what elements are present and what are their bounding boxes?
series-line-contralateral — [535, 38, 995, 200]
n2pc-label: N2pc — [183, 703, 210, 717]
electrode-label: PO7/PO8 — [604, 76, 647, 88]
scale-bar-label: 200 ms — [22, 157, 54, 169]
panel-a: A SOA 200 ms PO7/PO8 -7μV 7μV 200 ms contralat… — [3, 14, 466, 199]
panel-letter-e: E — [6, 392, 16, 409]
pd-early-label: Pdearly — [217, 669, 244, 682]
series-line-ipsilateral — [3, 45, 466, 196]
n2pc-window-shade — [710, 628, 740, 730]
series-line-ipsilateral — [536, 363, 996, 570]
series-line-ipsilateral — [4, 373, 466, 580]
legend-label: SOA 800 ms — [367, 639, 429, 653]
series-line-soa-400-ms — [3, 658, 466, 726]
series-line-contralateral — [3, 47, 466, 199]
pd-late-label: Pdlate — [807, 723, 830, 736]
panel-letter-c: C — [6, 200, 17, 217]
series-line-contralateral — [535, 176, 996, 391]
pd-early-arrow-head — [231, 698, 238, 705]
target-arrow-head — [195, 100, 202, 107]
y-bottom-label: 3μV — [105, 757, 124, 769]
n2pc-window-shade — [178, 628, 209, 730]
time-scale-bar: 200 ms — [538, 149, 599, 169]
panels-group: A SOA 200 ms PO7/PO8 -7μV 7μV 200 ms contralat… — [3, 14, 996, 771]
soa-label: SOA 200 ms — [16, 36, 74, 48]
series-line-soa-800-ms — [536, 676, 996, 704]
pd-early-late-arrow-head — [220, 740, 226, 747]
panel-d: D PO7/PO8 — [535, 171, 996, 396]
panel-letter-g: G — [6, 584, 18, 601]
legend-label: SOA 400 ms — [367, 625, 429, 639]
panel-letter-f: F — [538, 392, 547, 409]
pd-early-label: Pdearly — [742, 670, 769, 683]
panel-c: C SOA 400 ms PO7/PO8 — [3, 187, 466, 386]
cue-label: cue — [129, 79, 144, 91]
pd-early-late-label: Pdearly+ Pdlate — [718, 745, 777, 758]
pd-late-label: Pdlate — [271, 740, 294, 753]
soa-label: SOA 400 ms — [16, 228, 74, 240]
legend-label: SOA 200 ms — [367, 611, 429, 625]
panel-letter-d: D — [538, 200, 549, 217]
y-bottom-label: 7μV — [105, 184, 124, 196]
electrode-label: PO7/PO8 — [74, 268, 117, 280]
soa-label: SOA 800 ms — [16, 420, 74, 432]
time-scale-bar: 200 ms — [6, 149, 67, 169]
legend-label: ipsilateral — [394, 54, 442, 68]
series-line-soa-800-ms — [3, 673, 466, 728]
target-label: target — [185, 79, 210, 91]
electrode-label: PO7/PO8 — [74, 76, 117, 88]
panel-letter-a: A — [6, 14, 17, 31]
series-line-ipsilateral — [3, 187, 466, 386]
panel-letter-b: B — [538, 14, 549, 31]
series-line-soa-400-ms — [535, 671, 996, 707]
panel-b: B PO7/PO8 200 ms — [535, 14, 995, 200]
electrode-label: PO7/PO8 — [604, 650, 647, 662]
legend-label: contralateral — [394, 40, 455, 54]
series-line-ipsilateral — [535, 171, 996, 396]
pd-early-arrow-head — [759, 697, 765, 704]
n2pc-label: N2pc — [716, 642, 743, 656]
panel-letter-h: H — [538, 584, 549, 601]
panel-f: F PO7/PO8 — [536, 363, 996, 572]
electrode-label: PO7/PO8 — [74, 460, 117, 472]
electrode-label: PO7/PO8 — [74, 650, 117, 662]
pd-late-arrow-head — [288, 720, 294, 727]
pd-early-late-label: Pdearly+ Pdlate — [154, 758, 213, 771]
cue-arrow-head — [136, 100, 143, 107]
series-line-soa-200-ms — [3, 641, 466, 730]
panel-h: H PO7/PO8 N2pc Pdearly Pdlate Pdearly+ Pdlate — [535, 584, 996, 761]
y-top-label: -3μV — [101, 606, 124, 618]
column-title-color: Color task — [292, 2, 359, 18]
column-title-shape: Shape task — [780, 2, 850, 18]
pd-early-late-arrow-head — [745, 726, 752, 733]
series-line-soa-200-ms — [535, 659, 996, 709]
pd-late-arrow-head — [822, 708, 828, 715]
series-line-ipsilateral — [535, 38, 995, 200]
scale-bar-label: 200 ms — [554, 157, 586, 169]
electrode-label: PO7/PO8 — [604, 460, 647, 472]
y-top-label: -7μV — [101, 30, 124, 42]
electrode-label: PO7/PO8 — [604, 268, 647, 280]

++++++++

* _AUFGABENSTELLUNG_
Tausche in der gesamten Auflistung jedes „target“ gegen „probe“ aus und gib alle Zeilen sonst unverändert wieder.

* _LÖSUNG_
what elements are present and what are their bounding boxes?
series-line-contralateral — [535, 38, 995, 200]
n2pc-label: N2pc — [183, 703, 210, 717]
electrode-label: PO7/PO8 — [604, 76, 647, 88]
scale-bar-label: 200 ms — [22, 157, 54, 169]
panel-a: A SOA 200 ms PO7/PO8 -7μV 7μV 200 ms contralat… — [3, 14, 466, 199]
panel-letter-e: E — [6, 392, 16, 409]
pd-early-label: Pdearly — [217, 669, 244, 682]
series-line-ipsilateral — [3, 45, 466, 196]
n2pc-window-shade — [710, 628, 740, 730]
series-line-ipsilateral — [536, 363, 996, 570]
series-line-ipsilateral — [4, 373, 466, 580]
legend-label: SOA 800 ms — [367, 639, 429, 653]
series-line-soa-400-ms — [3, 658, 466, 726]
series-line-contralateral — [3, 47, 466, 199]
pd-late-label: Pdlate — [807, 723, 830, 736]
panel-letter-c: C — [6, 200, 17, 217]
series-line-contralateral — [535, 176, 996, 391]
pd-early-arrow-head — [231, 698, 238, 705]
probe-arrow-head — [195, 100, 202, 107]
y-bottom-label: 3μV — [105, 757, 124, 769]
n2pc-window-shade — [178, 628, 209, 730]
time-scale-bar: 200 ms — [538, 149, 599, 169]
panels-group: A SOA 200 ms PO7/PO8 -7μV 7μV 200 ms contralat… — [3, 14, 996, 771]
soa-label: SOA 200 ms — [16, 36, 74, 48]
series-line-soa-800-ms — [536, 676, 996, 704]
pd-early-late-arrow-head — [220, 740, 226, 747]
panel-d: D PO7/PO8 — [535, 171, 996, 396]
panel-letter-g: G — [6, 584, 18, 601]
legend-label: SOA 400 ms — [367, 625, 429, 639]
panel-letter-f: F — [538, 392, 547, 409]
pd-early-label: Pdearly — [742, 670, 769, 683]
panel-c: C SOA 400 ms PO7/PO8 — [3, 187, 466, 386]
cue-label: cue — [129, 79, 144, 91]
pd-early-late-label: Pdearly+ Pdlate — [718, 745, 777, 758]
pd-late-label: Pdlate — [271, 740, 294, 753]
soa-label: SOA 400 ms — [16, 228, 74, 240]
legend-label: SOA 200 ms — [367, 611, 429, 625]
panel-letter-d: D — [538, 200, 549, 217]
y-bottom-label: 7μV — [105, 184, 124, 196]
electrode-label: PO7/PO8 — [74, 268, 117, 280]
soa-label: SOA 800 ms — [16, 420, 74, 432]
time-scale-bar: 200 ms — [6, 149, 67, 169]
legend-label: ipsilateral — [394, 54, 442, 68]
series-line-soa-800-ms — [3, 673, 466, 728]
probe-label: probe — [185, 79, 210, 91]
electrode-label: PO7/PO8 — [74, 76, 117, 88]
panel-letter-a: A — [6, 14, 17, 31]
series-line-ipsilateral — [3, 187, 466, 386]
panel-letter-b: B — [538, 14, 549, 31]
series-line-soa-400-ms — [535, 671, 996, 707]
panel-b: B PO7/PO8 200 ms — [535, 14, 995, 200]
electrode-label: PO7/PO8 — [604, 650, 647, 662]
legend-label: contralateral — [394, 40, 455, 54]
series-line-ipsilateral — [535, 171, 996, 396]
pd-early-arrow-head — [759, 697, 765, 704]
n2pc-label: N2pc — [716, 642, 743, 656]
panel-letter-h: H — [538, 584, 549, 601]
panel-f: F PO7/PO8 — [536, 363, 996, 572]
electrode-label: PO7/PO8 — [74, 460, 117, 472]
electrode-label: PO7/PO8 — [74, 650, 117, 662]
pd-late-arrow-head — [288, 720, 294, 727]
pd-early-late-label: Pdearly+ Pdlate — [154, 758, 213, 771]
cue-arrow-head — [136, 100, 143, 107]
series-line-soa-200-ms — [3, 641, 466, 730]
panel-h: H PO7/PO8 N2pc Pdearly Pdlate Pdearly+ Pdlate — [535, 584, 996, 761]
y-top-label: -3μV — [101, 606, 124, 618]
column-title-color: Color task — [292, 2, 359, 18]
column-title-shape: Shape task — [780, 2, 850, 18]
pd-early-late-arrow-head — [745, 726, 752, 733]
series-line-soa-200-ms — [535, 659, 996, 709]
pd-late-arrow-head — [822, 708, 828, 715]
series-line-ipsilateral — [535, 38, 995, 200]
scale-bar-label: 200 ms — [554, 157, 586, 169]
electrode-label: PO7/PO8 — [604, 460, 647, 472]
y-top-label: -7μV — [101, 30, 124, 42]
electrode-label: PO7/PO8 — [604, 268, 647, 280]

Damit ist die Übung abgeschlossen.